» Written task
Reproduce the records verbatim, starting with their first line and continuing through the line containing "- modify-button[interactable]: Modifier: [13, 423, 71, 451]", with both of those lines included.

» Data extract
========================================================================
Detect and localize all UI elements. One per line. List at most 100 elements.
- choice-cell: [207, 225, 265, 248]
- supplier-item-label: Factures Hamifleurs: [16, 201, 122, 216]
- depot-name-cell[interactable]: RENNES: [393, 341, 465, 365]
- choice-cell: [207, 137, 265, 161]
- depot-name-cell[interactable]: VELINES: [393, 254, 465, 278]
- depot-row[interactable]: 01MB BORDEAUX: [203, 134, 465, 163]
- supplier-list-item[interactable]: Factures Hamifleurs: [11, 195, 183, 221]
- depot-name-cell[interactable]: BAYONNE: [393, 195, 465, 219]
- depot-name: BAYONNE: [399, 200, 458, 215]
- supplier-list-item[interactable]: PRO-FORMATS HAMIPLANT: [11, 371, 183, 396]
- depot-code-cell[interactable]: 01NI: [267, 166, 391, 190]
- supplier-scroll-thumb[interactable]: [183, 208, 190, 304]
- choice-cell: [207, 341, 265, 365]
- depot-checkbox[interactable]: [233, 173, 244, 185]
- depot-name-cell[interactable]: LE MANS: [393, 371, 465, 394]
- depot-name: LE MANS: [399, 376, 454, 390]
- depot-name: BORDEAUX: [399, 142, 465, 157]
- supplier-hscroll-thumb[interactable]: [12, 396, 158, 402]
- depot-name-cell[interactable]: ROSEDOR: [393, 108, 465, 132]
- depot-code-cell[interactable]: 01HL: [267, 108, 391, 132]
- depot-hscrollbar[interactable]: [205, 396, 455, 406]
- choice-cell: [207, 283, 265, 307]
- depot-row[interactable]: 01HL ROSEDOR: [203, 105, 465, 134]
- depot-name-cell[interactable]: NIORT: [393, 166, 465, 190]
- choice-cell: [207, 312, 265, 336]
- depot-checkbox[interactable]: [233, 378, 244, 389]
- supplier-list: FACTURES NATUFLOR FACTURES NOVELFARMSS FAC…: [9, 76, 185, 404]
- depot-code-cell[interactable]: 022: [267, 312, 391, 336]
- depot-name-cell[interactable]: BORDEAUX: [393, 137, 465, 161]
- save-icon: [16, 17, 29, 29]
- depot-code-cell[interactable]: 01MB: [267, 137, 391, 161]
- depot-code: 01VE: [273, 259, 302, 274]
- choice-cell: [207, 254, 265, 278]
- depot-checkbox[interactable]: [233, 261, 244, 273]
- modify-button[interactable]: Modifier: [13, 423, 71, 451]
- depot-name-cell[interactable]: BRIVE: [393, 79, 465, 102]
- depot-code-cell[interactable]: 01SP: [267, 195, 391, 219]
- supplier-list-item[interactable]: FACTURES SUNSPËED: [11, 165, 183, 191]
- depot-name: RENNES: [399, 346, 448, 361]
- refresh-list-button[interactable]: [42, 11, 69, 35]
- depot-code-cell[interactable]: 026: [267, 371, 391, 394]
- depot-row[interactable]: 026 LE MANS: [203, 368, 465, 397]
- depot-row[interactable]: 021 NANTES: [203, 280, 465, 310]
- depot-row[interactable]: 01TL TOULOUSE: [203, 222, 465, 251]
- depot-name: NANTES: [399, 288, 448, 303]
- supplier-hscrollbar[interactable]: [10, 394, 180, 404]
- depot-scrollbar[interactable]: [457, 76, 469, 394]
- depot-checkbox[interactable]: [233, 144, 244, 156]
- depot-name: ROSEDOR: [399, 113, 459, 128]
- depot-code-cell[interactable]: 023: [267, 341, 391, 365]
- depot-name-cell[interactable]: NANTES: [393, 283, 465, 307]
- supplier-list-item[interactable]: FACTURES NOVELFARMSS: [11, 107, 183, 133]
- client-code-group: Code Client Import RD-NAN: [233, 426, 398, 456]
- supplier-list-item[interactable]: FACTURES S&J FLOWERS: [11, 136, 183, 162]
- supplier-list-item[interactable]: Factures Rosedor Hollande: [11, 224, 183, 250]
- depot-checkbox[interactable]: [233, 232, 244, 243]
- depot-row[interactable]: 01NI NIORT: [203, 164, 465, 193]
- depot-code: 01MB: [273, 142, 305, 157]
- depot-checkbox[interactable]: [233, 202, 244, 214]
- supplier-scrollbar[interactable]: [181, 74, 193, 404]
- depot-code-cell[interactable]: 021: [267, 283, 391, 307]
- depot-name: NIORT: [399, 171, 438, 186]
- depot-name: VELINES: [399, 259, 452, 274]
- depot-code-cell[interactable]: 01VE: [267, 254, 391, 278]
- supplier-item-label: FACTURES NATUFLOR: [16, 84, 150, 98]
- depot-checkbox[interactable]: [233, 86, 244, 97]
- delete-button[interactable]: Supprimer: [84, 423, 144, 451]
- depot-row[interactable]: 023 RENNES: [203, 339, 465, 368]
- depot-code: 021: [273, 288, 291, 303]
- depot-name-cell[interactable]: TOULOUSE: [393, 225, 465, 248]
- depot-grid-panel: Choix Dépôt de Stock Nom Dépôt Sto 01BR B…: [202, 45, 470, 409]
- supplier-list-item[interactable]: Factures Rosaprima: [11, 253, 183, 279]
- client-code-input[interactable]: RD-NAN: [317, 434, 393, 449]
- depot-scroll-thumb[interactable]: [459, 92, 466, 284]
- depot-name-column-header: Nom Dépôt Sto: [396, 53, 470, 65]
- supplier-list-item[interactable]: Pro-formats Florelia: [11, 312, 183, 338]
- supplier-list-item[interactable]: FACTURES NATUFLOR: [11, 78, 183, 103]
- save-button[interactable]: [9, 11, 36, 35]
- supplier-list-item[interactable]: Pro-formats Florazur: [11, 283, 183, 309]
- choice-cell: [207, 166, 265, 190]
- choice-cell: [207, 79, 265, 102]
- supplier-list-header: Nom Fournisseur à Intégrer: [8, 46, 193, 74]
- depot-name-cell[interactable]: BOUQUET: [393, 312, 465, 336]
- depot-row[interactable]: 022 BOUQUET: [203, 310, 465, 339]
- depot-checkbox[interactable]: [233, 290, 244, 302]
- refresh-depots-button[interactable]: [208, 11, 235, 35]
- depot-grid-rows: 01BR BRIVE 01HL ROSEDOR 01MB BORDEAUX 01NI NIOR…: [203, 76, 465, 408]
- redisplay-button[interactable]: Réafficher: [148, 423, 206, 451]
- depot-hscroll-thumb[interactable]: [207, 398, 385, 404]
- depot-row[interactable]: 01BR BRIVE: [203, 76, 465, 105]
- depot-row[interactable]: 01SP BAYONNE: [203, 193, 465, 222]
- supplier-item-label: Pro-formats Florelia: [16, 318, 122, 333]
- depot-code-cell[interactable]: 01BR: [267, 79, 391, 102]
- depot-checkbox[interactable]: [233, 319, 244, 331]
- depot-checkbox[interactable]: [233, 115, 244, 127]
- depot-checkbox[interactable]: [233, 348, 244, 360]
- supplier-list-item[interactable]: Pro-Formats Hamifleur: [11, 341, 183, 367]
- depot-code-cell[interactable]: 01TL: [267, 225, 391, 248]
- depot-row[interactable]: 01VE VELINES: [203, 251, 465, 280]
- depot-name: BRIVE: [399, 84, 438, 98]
========================================================================
» Worked solution
Detect and localize all UI elements. One per line. List at most 100 elements.
- choice-cell: [207, 225, 265, 248]
- supplier-item-label: Factures Hamifleurs: [16, 201, 122, 216]
- depot-name-cell[interactable]: RENNES: [393, 341, 465, 365]
- choice-cell: [207, 137, 265, 161]
- depot-name-cell[interactable]: VELINES: [393, 254, 465, 278]
- depot-row[interactable]: 01MB BORDEAUX: [203, 134, 465, 163]
- supplier-list-item[interactable]: Factures Hamifleurs: [11, 195, 183, 221]
- depot-name-cell[interactable]: BAYONNE: [393, 195, 465, 219]
- depot-name: BAYONNE: [399, 200, 458, 215]
- supplier-list-item[interactable]: PRO-FORMATS HAMIPLANT: [11, 371, 183, 396]
- depot-code-cell[interactable]: 01NI: [267, 166, 391, 190]
- supplier-scroll-thumb[interactable]: [183, 208, 190, 304]
- choice-cell: [207, 341, 265, 365]
- depot-checkbox[interactable]: [233, 173, 244, 185]
- depot-name-cell[interactable]: LE MANS: [393, 371, 465, 394]
- depot-name: LE MANS: [399, 376, 454, 390]
- depot-name: BORDEAUX: [399, 142, 465, 157]
- supplier-hscroll-thumb[interactable]: [12, 396, 158, 402]
- depot-name-cell[interactable]: ROSEDOR: [393, 108, 465, 132]
- depot-code-cell[interactable]: 01HL: [267, 108, 391, 132]
- depot-hscrollbar[interactable]: [205, 396, 455, 406]
- choice-cell: [207, 283, 265, 307]
- depot-row[interactable]: 01HL ROSEDOR: [203, 105, 465, 134]
- depot-name-cell[interactable]: NIORT: [393, 166, 465, 190]
- choice-cell: [207, 312, 265, 336]
- depot-checkbox[interactable]: [233, 378, 244, 389]
- supplier-list: FACTURES NATUFLOR FACTURES NOVELFARMSS FAC…: [9, 76, 185, 404]
- depot-code-cell[interactable]: 022: [267, 312, 391, 336]
- depot-name-cell[interactable]: BORDEAUX: [393, 137, 465, 161]
- save-icon: [16, 17, 29, 29]
- depot-code-cell[interactable]: 01MB: [267, 137, 391, 161]
- depot-code: 01VE: [273, 259, 302, 274]
- choice-cell: [207, 254, 265, 278]
- depot-checkbox[interactable]: [233, 261, 244, 273]
- modify-button[interactable]: Modifier: [13, 423, 71, 451]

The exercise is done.